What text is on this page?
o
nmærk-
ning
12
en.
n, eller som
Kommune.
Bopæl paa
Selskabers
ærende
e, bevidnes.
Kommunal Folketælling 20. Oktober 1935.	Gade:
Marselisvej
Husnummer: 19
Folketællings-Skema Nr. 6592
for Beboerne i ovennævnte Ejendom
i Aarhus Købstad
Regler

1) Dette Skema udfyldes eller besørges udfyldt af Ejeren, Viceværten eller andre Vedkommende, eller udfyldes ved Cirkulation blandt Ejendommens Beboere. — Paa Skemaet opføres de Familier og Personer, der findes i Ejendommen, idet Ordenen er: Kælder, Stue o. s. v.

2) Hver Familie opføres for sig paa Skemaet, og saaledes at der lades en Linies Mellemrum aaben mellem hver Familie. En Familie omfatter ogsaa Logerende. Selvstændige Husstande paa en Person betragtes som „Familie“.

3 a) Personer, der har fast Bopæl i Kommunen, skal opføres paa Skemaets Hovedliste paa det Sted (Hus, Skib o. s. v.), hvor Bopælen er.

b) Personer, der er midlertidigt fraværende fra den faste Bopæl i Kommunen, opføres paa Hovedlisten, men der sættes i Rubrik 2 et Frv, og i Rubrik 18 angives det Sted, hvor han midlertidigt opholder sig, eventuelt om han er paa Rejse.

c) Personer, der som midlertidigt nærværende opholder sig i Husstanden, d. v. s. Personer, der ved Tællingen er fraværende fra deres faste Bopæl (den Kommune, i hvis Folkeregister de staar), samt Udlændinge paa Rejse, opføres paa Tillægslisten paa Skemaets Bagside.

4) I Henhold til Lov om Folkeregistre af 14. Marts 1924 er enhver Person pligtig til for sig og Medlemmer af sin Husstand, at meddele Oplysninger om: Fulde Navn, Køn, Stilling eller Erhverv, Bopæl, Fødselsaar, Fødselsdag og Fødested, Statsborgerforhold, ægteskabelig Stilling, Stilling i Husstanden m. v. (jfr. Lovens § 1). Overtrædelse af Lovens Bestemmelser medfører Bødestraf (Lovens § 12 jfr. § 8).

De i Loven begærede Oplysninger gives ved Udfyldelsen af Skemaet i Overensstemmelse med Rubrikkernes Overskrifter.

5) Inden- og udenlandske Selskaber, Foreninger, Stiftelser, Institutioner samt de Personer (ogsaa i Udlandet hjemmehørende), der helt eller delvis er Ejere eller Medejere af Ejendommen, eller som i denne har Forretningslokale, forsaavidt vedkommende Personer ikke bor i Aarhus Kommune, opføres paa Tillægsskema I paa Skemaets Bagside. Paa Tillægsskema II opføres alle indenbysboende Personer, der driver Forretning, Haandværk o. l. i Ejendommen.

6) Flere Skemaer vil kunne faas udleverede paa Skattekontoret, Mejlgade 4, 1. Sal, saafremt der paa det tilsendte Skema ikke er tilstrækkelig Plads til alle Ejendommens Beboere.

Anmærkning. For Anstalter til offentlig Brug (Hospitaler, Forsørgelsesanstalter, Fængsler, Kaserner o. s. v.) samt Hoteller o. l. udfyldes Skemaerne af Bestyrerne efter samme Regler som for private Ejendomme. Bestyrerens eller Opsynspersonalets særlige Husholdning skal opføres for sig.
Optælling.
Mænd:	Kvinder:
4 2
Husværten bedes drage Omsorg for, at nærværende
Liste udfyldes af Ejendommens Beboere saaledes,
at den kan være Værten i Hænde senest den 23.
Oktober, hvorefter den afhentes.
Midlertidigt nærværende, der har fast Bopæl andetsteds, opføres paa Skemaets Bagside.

# REQUIRED TASK
Every entry must be retyped in full, exactly as given.

# SOLUTION BELOW
What text is on this page?
o
nmærk-
ning
12
en.
n, eller som
Kommune.
Bopæl paa
Selskabers
ærende
e, bevidnes.
Kommunal Folketælling 20. Oktober 1935.	Gade:
Marselisvej
Husnummer: 19
Folketællings-Skema Nr. 6592
for Beboerne i ovennævnte Ejendom
i Aarhus Købstad
Regler

1) Dette Skema udfyldes eller besørges udfyldt af Ejeren, Viceværten eller andre Vedkommende, eller udfyldes ved Cirkulation blandt Ejendommens Beboere. — Paa Skemaet opføres de Familier og Personer, der findes i Ejendommen, idet Ordenen er: Kælder, Stue o. s. v.

2) Hver Familie opføres for sig paa Skemaet, og saaledes at der lades en Linies Mellemrum aaben mellem hver Familie. En Familie omfatter ogsaa Logerende. Selvstændige Husstande paa en Person betragtes som „Familie“.

3 a) Personer, der har fast Bopæl i Kommunen, skal opføres paa Skemaets Hovedliste paa det Sted (Hus, Skib o. s. v.), hvor Bopælen er.

b) Personer, der er midlertidigt fraværende fra den faste Bopæl i Kommunen, opføres paa Hovedlisten, men der sættes i Rubrik 2 et Frv, og i Rubrik 18 angives det Sted, hvor han midlertidigt opholder sig, eventuelt om han er paa Rejse.

c) Personer, der som midlertidigt nærværende opholder sig i Husstanden, d. v. s. Personer, der ved Tællingen er fraværende fra deres faste Bopæl (den Kommune, i hvis Folkeregister de staar), samt Udlændinge paa Rejse, opføres paa Tillægslisten paa Skemaets Bagside.

4) I Henhold til Lov om Folkeregistre af 14. Marts 1924 er enhver Person pligtig til for sig og Medlemmer af sin Husstand, at meddele Oplysninger om: Fulde Navn, Køn, Stilling eller Erhverv, Bopæl, Fødselsaar, Fødselsdag og Fødested, Statsborgerforhold, ægteskabelig Stilling, Stilling i Husstanden m. v. (jfr. Lovens § 1). Overtrædelse af Lovens Bestemmelser medfører Bødestraf (Lovens § 12 jfr. § 8).

De i Loven begærede Oplysninger gives ved Udfyldelsen af Skemaet i Overensstemmelse med Rubrikkernes Overskrifter.

5) Inden- og udenlandske Selskaber, Foreninger, Stiftelser, Institutioner samt de Personer (ogsaa i Udlandet hjemmehørende), der helt eller delvis er Ejere eller Medejere af Ejendommen, eller som i denne har Forretningslokale, forsaavidt vedkommende Personer ikke bor i Aarhus Kommune, opføres paa Tillægsskema I paa Skemaets Bagside. Paa Tillægsskema II opføres alle indenbysboende Personer, der driver Forretning, Haandværk o. l. i Ejendommen.

6) Flere Skemaer vil kunne faas udleverede paa Skattekontoret, Mejlgade 4, 1. Sal, saafremt der paa det tilsendte Skema ikke er tilstrækkelig Plads til alle Ejendommens Beboere.

Anmærkning. For Anstalter til offentlig Brug (Hospitaler, Forsørgelsesanstalter, Fængsler, Kaserner o. s. v.) samt Hoteller o. l. udfyldes Skemaerne af Bestyrerne efter samme Regler som for private Ejendomme. Bestyrerens eller Opsynspersonalets særlige Husholdning skal opføres for sig.
Optælling.
Mænd:	Kvinder:
4 2
Husværten bedes drage Omsorg for, at nærværende
Liste udfyldes af Ejendommens Beboere saaledes,
at den kan være Værten i Hænde senest den 23.
Oktober, hvorefter den afhentes.
Midlertidigt nærværende, der har fast Bopæl andetsteds, opføres paa Skemaets Bagside.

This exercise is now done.